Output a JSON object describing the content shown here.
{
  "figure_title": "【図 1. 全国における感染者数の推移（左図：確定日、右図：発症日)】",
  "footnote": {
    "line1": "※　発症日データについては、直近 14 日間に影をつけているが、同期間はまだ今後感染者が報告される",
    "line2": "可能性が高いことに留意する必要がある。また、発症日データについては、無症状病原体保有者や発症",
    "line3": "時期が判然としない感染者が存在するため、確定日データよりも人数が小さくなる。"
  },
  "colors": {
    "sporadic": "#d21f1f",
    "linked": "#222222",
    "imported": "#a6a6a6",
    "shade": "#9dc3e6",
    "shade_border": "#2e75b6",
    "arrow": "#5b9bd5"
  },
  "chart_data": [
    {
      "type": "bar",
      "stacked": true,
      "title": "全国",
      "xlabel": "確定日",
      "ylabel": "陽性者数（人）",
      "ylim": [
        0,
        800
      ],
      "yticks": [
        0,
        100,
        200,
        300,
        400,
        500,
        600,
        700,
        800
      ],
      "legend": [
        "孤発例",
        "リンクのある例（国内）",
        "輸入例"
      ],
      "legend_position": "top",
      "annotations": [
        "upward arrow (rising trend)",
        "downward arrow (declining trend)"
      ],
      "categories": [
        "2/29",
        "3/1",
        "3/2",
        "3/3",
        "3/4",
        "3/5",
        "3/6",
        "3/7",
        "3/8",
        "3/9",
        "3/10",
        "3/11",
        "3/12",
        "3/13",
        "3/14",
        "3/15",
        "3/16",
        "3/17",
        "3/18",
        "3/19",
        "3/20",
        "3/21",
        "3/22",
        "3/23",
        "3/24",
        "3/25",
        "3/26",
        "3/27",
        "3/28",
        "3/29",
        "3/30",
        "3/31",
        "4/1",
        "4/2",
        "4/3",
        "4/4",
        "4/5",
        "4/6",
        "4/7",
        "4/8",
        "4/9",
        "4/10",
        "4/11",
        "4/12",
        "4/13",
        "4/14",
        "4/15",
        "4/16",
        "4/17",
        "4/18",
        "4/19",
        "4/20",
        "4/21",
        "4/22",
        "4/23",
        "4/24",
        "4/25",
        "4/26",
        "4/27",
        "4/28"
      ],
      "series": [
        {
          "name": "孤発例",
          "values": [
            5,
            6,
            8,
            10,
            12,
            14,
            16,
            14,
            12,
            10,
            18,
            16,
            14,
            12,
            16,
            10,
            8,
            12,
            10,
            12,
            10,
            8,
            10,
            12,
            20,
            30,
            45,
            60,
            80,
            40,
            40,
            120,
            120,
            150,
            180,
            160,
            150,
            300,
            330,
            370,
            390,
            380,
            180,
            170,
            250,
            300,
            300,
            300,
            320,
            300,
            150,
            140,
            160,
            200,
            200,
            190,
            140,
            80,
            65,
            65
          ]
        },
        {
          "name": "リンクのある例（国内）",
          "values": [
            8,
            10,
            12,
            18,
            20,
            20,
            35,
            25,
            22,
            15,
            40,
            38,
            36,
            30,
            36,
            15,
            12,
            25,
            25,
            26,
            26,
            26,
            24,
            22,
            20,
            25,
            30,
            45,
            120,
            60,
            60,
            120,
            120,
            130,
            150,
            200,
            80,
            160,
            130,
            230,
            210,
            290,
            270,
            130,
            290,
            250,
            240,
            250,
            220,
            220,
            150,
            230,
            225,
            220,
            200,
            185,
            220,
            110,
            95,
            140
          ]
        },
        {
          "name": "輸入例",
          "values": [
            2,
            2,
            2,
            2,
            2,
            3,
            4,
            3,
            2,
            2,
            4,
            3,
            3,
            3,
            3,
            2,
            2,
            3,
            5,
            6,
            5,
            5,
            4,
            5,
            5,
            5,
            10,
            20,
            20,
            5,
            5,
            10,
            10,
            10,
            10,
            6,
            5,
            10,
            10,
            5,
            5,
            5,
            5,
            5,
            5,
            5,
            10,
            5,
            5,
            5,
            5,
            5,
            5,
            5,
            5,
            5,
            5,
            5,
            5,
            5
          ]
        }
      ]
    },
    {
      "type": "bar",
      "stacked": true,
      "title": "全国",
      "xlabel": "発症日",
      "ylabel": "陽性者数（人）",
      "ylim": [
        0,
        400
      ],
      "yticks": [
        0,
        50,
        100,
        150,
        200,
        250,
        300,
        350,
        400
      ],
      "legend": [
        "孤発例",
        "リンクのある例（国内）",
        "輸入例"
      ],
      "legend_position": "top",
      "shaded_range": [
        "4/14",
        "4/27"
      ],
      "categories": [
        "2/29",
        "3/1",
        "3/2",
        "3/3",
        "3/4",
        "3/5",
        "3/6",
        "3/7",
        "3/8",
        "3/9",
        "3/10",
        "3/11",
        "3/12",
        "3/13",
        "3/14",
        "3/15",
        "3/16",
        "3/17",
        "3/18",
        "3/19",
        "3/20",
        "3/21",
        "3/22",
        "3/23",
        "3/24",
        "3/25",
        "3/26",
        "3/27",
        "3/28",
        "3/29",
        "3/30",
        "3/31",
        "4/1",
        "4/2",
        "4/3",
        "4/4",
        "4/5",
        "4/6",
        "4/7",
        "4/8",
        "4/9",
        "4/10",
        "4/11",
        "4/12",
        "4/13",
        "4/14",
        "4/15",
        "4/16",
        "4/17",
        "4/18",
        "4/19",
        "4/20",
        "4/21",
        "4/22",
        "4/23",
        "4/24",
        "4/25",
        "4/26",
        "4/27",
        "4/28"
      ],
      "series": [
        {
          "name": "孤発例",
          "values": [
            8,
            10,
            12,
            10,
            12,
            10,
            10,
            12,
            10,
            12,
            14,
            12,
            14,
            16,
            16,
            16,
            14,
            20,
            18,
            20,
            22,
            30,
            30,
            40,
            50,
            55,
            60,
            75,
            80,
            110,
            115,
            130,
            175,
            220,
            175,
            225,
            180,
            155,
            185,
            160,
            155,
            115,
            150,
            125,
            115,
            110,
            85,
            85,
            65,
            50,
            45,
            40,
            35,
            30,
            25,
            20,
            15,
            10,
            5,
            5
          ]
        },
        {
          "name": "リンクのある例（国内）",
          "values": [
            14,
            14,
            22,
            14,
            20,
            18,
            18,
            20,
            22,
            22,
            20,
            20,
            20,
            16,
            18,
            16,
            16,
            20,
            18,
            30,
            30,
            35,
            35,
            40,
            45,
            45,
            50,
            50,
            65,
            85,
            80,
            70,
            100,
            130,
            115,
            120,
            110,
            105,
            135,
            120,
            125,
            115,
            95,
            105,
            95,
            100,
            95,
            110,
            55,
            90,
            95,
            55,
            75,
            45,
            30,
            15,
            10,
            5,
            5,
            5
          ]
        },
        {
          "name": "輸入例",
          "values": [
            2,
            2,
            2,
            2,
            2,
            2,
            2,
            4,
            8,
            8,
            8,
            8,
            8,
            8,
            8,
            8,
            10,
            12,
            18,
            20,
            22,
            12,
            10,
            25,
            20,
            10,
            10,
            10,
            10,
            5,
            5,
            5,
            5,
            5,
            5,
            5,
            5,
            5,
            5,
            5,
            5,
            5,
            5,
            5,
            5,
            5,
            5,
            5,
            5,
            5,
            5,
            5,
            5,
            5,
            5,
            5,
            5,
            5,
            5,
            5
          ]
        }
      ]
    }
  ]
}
::::::::::
Problem details
Restate the data above word for word, please.

Response for this exercise
Output a JSON object describing the content shown here.
{
  "figure_title": "【図 1. 全国における感染者数の推移（左図：確定日、右図：発症日)】",
  "footnote": {
    "line1": "※　発症日データについては、直近 14 日間に影をつけているが、同期間はまだ今後感染者が報告される",
    "line2": "可能性が高いことに留意する必要がある。また、発症日データについては、無症状病原体保有者や発症",
    "line3": "時期が判然としない感染者が存在するため、確定日データよりも人数が小さくなる。"
  },
  "colors": {
    "sporadic": "#d21f1f",
    "linked": "#222222",
    "imported": "#a6a6a6",
    "shade": "#9dc3e6",
    "shade_border": "#2e75b6",
    "arrow": "#5b9bd5"
  },
  "chart_data": [
    {
      "type": "bar",
      "stacked": true,
      "title": "全国",
      "xlabel": "確定日",
      "ylabel": "陽性者数（人）",
      "ylim": [
        0,
        800
      ],
      "yticks": [
        0,
        100,
        200,
        300,
        400,
        500,
        600,
        700,
        800
      ],
      "legend": [
        "孤発例",
        "リンクのある例（国内）",
        "輸入例"
      ],
      "legend_position": "top",
      "annotations": [
        "upward arrow (rising trend)",
        "downward arrow (declining trend)"
      ],
      "categories": [
        "2/29",
        "3/1",
        "3/2",
        "3/3",
        "3/4",
        "3/5",
        "3/6",
        "3/7",
        "3/8",
        "3/9",
        "3/10",
        "3/11",
        "3/12",
        "3/13",
        "3/14",
        "3/15",
        "3/16",
        "3/17",
        "3/18",
        "3/19",
        "3/20",
        "3/21",
        "3/22",
        "3/23",
        "3/24",
        "3/25",
        "3/26",
        "3/27",
        "3/28",
        "3/29",
        "3/30",
        "3/31",
        "4/1",
        "4/2",
        "4/3",
        "4/4",
        "4/5",
        "4/6",
        "4/7",
        "4/8",
        "4/9",
        "4/10",
        "4/11",
        "4/12",
        "4/13",
        "4/14",
        "4/15",
        "4/16",
        "4/17",
        "4/18",
        "4/19",
        "4/20",
        "4/21",
        "4/22",
        "4/23",
        "4/24",
        "4/25",
        "4/26",
        "4/27",
        "4/28"
      ],
      "series": [
        {
          "name": "孤発例",
          "values": [
            5,
            6,
            8,
            10,
            12,
            14,
            16,
            14,
            12,
            10,
            18,
            16,
            14,
            12,
            16,
            10,
            8,
            12,
            10,
            12,
            10,
            8,
            10,
            12,
            20,
            30,
            45,
            60,
            80,
            40,
            40,
            120,
            120,
            150,
            180,
            160,
            150,
            300,
            330,
            370,
            390,
            380,
            180,
            170,
            250,
            300,
            300,
            300,
            320,
            300,
            150,
            140,
            160,
            200,
            200,
            190,
            140,
            80,
            65,
            65
          ]
        },
        {
          "name": "リンクのある例（国内）",
          "values": [
            8,
            10,
            12,
            18,
            20,
            20,
            35,
            25,
            22,
            15,
            40,
            38,
            36,
            30,
            36,
            15,
            12,
            25,
            25,
            26,
            26,
            26,
            24,
            22,
            20,
            25,
            30,
            45,
            120,
            60,
            60,
            120,
            120,
            130,
            150,
            200,
            80,
            160,
            130,
            230,
            210,
            290,
            270,
            130,
            290,
            250,
            240,
            250,
            220,
            220,
            150,
            230,
            225,
            220,
            200,
            185,
            220,
            110,
            95,
            140
          ]
        },
        {
          "name": "輸入例",
          "values": [
            2,
            2,
            2,
            2,
            2,
            3,
            4,
            3,
            2,
            2,
            4,
            3,
            3,
            3,
            3,
            2,
            2,
            3,
            5,
            6,
            5,
            5,
            4,
            5,
            5,
            5,
            10,
            20,
            20,
            5,
            5,
            10,
            10,
            10,
            10,
            6,
            5,
            10,
            10,
            5,
            5,
            5,
            5,
            5,
            5,
            5,
            10,
            5,
            5,
            5,
            5,
            5,
            5,
            5,
            5,
            5,
            5,
            5,
            5,
            5
          ]
        }
      ]
    },
    {
      "type": "bar",
      "stacked": true,
      "title": "全国",
      "xlabel": "発症日",
      "ylabel": "陽性者数（人）",
      "ylim": [
        0,
        400
      ],
      "yticks": [
        0,
        50,
        100,
        150,
        200,
        250,
        300,
        350,
        400
      ],
      "legend": [
        "孤発例",
        "リンクのある例（国内）",
        "輸入例"
      ],
      "legend_position": "top",
      "shaded_range": [
        "4/14",
        "4/27"
      ],
      "categories": [
        "2/29",
        "3/1",
        "3/2",
        "3/3",
        "3/4",
        "3/5",
        "3/6",
        "3/7",
        "3/8",
        "3/9",
        "3/10",
        "3/11",
        "3/12",
        "3/13",
        "3/14",
        "3/15",
        "3/16",
        "3/17",
        "3/18",
        "3/19",
        "3/20",
        "3/21",
        "3/22",
        "3/23",
        "3/24",
        "3/25",
        "3/26",
        "3/27",
        "3/28",
        "3/29",
        "3/30",
        "3/31",
        "4/1",
        "4/2",
        "4/3",
        "4/4",
        "4/5",
        "4/6",
        "4/7",
        "4/8",
        "4/9",
        "4/10",
        "4/11",
        "4/12",
        "4/13",
        "4/14",
        "4/15",
        "4/16",
        "4/17",
        "4/18",
        "4/19",
        "4/20",
        "4/21",
        "4/22",
        "4/23",
        "4/24",
        "4/25",
        "4/26",
        "4/27",
        "4/28"
      ],
      "series": [
        {
          "name": "孤発例",
          "values": [
            8,
            10,
            12,
            10,
            12,
            10,
            10,
            12,
            10,
            12,
            14,
            12,
            14,
            16,
            16,
            16,
            14,
            20,
            18,
            20,
            22,
            30,
            30,
            40,
            50,
            55,
            60,
            75,
            80,
            110,
            115,
            130,
            175,
            220,
            175,
            225,
            180,
            155,
            185,
            160,
            155,
            115,
            150,
            125,
            115,
            110,
            85,
            85,
            65,
            50,
            45,
            40,
            35,
            30,
            25,
            20,
            15,
            10,
            5,
            5
          ]
        },
        {
          "name": "リンクのある例（国内）",
          "values": [
            14,
            14,
            22,
            14,
            20,
            18,
            18,
            20,
            22,
            22,
            20,
            20,
            20,
            16,
            18,
            16,
            16,
            20,
            18,
            30,
            30,
            35,
            35,
            40,
            45,
            45,
            50,
            50,
            65,
            85,
            80,
            70,
            100,
            130,
            115,
            120,
            110,
            105,
            135,
            120,
            125,
            115,
            95,
            105,
            95,
            100,
            95,
            110,
            55,
            90,
            95,
            55,
            75,
            45,
            30,
            15,
            10,
            5,
            5,
            5
          ]
        },
        {
          "name": "輸入例",
          "values": [
            2,
            2,
            2,
            2,
            2,
            2,
            2,
            4,
            8,
            8,
            8,
            8,
            8,
            8,
            8,
            8,
            10,
            12,
            18,
            20,
            22,
            12,
            10,
            25,
            20,
            10,
            10,
            10,
            10,
            5,
            5,
            5,
            5,
            5,
            5,
            5,
            5,
            5,
            5,
            5,
            5,
            5,
            5,
            5,
            5,
            5,
            5,
            5,
            5,
            5,
            5,
            5,
            5,
            5,
            5,
            5,
            5,
            5,
            5,
            5
          ]
        }
      ]
    }
  ]
}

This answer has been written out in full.